(Entries from a dataset)
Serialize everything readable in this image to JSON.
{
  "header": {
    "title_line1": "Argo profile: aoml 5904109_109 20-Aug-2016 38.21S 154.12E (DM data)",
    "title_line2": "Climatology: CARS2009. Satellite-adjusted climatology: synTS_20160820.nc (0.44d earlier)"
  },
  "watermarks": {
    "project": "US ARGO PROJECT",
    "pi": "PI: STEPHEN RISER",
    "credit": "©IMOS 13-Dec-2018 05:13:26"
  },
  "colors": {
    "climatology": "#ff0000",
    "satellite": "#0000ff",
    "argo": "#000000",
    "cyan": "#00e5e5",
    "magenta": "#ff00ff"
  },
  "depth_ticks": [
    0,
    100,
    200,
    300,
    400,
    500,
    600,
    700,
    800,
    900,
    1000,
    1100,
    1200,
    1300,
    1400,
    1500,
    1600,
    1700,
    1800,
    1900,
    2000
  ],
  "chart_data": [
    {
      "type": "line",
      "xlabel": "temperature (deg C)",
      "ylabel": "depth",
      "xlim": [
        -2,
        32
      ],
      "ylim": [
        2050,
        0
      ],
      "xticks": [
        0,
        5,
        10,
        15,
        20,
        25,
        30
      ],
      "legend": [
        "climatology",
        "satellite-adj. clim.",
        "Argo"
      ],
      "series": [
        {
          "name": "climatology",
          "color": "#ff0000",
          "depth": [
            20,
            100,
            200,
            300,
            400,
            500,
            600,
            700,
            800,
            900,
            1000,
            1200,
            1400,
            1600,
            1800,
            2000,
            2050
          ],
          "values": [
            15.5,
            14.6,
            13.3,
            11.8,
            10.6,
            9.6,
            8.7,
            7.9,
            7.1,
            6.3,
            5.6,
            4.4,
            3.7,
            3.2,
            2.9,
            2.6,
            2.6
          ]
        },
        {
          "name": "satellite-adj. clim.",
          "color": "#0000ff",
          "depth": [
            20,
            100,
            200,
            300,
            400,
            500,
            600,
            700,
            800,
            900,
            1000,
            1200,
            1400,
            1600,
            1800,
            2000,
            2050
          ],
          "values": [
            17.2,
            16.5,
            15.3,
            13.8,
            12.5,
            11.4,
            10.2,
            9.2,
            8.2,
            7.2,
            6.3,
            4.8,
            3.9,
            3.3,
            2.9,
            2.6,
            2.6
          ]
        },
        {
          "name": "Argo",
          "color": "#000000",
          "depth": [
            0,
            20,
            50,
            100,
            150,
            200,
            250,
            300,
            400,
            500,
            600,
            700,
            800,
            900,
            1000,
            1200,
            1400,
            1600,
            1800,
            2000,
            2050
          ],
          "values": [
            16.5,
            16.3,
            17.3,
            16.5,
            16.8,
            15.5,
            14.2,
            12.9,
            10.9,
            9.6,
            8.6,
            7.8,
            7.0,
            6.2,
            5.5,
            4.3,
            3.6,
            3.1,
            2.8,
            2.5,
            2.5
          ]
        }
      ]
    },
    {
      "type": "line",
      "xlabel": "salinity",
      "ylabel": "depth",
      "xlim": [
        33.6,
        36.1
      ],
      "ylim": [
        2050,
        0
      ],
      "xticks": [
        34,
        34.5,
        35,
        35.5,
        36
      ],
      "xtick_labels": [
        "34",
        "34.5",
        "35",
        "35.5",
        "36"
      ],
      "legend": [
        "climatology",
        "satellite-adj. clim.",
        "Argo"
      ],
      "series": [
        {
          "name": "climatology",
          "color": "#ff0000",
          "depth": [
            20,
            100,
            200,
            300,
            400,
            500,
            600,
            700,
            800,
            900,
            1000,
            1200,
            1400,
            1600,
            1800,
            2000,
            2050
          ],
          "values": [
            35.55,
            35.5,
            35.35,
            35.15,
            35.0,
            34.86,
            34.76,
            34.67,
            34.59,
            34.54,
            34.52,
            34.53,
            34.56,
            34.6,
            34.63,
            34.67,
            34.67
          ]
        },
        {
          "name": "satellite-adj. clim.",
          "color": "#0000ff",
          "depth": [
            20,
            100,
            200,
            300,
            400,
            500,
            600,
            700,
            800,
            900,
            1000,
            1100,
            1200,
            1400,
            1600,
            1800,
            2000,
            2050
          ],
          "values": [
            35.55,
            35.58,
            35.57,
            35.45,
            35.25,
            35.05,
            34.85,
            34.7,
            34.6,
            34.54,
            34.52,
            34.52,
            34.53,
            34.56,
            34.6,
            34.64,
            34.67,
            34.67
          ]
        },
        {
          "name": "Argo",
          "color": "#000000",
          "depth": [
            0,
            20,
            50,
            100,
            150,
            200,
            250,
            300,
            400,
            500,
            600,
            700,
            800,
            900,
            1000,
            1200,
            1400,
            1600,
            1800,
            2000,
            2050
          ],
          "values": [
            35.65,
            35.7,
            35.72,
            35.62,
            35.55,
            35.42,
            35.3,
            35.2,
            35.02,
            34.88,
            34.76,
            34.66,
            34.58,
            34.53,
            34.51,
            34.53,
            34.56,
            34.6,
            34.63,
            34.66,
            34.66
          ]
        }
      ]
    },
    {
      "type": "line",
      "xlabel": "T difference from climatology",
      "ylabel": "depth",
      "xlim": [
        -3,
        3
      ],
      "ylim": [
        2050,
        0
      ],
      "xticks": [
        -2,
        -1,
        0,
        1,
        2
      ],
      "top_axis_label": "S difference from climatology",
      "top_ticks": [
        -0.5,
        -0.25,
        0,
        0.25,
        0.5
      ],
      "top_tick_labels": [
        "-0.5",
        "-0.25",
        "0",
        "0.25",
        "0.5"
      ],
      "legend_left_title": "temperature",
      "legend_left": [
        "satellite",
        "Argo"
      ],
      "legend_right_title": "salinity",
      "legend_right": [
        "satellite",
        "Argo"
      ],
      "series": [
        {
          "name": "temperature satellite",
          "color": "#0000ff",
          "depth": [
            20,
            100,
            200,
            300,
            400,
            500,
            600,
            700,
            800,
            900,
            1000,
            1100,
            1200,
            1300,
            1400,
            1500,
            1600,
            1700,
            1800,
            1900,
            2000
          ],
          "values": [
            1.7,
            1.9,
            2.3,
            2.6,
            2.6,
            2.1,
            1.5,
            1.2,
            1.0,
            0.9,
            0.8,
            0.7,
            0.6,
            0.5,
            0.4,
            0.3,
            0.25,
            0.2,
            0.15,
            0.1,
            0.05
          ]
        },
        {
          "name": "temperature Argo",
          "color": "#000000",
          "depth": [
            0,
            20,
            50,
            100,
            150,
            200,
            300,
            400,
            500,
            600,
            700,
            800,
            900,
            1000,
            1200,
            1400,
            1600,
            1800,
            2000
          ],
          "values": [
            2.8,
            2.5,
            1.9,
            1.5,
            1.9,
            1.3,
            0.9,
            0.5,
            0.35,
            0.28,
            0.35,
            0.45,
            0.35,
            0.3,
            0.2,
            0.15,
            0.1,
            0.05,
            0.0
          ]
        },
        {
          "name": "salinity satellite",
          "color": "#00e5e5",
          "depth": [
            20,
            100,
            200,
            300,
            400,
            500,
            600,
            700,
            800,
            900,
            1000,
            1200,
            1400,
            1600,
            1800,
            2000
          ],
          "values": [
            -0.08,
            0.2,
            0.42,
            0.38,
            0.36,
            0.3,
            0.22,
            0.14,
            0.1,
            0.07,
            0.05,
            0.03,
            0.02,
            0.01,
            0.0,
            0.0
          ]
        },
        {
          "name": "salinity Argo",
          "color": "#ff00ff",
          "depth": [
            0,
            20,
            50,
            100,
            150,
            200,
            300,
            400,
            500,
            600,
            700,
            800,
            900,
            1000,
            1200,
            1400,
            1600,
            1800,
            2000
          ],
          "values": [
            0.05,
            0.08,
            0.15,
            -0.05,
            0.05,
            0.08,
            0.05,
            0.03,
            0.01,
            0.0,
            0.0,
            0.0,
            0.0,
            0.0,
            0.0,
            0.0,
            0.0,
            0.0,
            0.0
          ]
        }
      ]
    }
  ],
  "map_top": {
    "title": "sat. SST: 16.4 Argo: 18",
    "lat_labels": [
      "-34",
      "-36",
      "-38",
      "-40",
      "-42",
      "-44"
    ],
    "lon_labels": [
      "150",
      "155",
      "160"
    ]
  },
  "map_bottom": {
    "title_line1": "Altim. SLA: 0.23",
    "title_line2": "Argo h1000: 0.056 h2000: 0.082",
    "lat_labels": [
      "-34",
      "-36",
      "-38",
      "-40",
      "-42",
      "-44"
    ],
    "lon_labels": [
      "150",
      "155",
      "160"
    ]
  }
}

PROBLEM: Find the lines containing "temperature" and pull them out.

THE REPLY:
      "xlabel": "temperature (deg C)",
      "legend_left_title": "temperature",
          "name": "temperature satellite",
          "name": "temperature Argo",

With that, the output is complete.